◆ EXERCISE GOAL ◆
Below are some entries; can you quote all of them exactly?

◆ LISTED ENTRIES ◆
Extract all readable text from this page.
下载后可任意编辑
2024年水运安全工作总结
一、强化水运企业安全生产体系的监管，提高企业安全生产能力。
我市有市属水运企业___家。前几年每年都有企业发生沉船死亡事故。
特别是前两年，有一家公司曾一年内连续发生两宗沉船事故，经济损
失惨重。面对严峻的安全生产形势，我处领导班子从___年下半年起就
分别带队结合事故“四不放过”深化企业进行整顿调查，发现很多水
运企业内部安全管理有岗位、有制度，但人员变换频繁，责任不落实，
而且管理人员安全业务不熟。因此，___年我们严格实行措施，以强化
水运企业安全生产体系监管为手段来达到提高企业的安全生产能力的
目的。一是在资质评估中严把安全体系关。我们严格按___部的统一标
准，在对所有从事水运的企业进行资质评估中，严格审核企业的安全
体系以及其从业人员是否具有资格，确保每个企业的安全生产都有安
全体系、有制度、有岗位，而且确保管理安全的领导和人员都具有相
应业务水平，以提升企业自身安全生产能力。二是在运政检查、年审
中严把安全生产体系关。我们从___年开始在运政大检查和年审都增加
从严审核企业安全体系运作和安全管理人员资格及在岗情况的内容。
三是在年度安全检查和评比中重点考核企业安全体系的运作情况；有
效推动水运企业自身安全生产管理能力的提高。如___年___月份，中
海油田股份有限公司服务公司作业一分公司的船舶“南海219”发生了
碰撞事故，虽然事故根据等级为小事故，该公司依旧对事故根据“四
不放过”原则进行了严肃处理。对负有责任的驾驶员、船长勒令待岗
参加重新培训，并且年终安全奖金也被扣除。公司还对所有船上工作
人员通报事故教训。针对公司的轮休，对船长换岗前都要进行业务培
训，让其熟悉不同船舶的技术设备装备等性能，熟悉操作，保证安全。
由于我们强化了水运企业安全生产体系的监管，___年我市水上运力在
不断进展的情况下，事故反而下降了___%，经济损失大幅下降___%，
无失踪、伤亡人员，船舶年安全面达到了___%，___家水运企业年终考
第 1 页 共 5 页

◆ RESPONSE TO THE TASK ◆
Extract all readable text from this page.
下载后可任意编辑
2024年水运安全工作总结
一、强化水运企业安全生产体系的监管，提高企业安全生产能力。
我市有市属水运企业___家。前几年每年都有企业发生沉船死亡事故。
特别是前两年，有一家公司曾一年内连续发生两宗沉船事故，经济损
失惨重。面对严峻的安全生产形势，我处领导班子从___年下半年起就
分别带队结合事故“四不放过”深化企业进行整顿调查，发现很多水
运企业内部安全管理有岗位、有制度，但人员变换频繁，责任不落实，
而且管理人员安全业务不熟。因此，___年我们严格实行措施，以强化
水运企业安全生产体系监管为手段来达到提高企业的安全生产能力的
目的。一是在资质评估中严把安全体系关。我们严格按___部的统一标
准，在对所有从事水运的企业进行资质评估中，严格审核企业的安全
体系以及其从业人员是否具有资格，确保每个企业的安全生产都有安
全体系、有制度、有岗位，而且确保管理安全的领导和人员都具有相
应业务水平，以提升企业自身安全生产能力。二是在运政检查、年审
中严把安全生产体系关。我们从___年开始在运政大检查和年审都增加
从严审核企业安全体系运作和安全管理人员资格及在岗情况的内容。
三是在年度安全检查和评比中重点考核企业安全体系的运作情况；有
效推动水运企业自身安全生产管理能力的提高。如___年___月份，中
海油田股份有限公司服务公司作业一分公司的船舶“南海219”发生了
碰撞事故，虽然事故根据等级为小事故，该公司依旧对事故根据“四
不放过”原则进行了严肃处理。对负有责任的驾驶员、船长勒令待岗
参加重新培训，并且年终安全奖金也被扣除。公司还对所有船上工作
人员通报事故教训。针对公司的轮休，对船长换岗前都要进行业务培
训，让其熟悉不同船舶的技术设备装备等性能，熟悉操作，保证安全。
由于我们强化了水运企业安全生产体系的监管，___年我市水上运力在
不断进展的情况下，事故反而下降了___%，经济损失大幅下降___%，
无失踪、伤亡人员，船舶年安全面达到了___%，___家水运企业年终考
第 1 页 共 5 页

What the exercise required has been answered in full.